Work to be completed: Transcribe all of the material exactly, except for its pictures.

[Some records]

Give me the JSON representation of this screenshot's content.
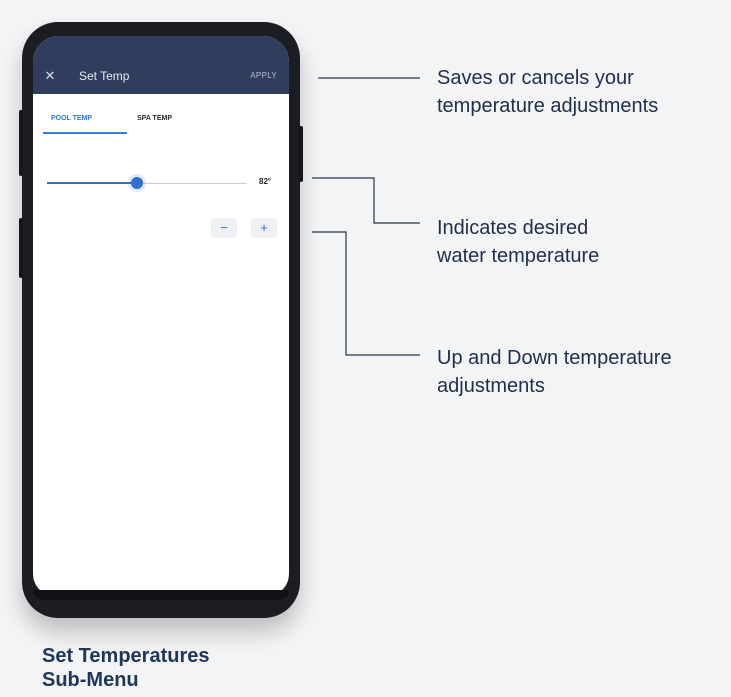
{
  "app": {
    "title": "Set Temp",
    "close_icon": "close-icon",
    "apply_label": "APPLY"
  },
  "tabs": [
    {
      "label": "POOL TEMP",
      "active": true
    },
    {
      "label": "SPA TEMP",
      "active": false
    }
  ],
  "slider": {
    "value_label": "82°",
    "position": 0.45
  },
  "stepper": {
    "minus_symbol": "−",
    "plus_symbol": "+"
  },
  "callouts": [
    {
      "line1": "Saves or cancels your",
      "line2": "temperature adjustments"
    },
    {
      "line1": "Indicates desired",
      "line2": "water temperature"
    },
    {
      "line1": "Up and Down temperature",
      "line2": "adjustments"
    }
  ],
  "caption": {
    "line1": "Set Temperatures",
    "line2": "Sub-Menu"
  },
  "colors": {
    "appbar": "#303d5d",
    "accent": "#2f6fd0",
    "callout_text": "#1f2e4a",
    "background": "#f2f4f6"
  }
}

Response to the task:
Give me the JSON representation of this screenshot's content.
{
  "app": {
    "title": "Set Temp",
    "close_icon": "close-icon",
    "apply_label": "APPLY"
  },
  "tabs": [
    {
      "label": "POOL TEMP",
      "active": true
    },
    {
      "label": "SPA TEMP",
      "active": false
    }
  ],
  "slider": {
    "value_label": "82°",
    "position": 0.45
  },
  "stepper": {
    "minus_symbol": "−",
    "plus_symbol": "+"
  },
  "callouts": [
    {
      "line1": "Saves or cancels your",
      "line2": "temperature adjustments"
    },
    {
      "line1": "Indicates desired",
      "line2": "water temperature"
    },
    {
      "line1": "Up and Down temperature",
      "line2": "adjustments"
    }
  ],
  "caption": {
    "line1": "Set Temperatures",
    "line2": "Sub-Menu"
  },
  "colors": {
    "appbar": "#303d5d",
    "accent": "#2f6fd0",
    "callout_text": "#1f2e4a",
    "background": "#f2f4f6"
  }
}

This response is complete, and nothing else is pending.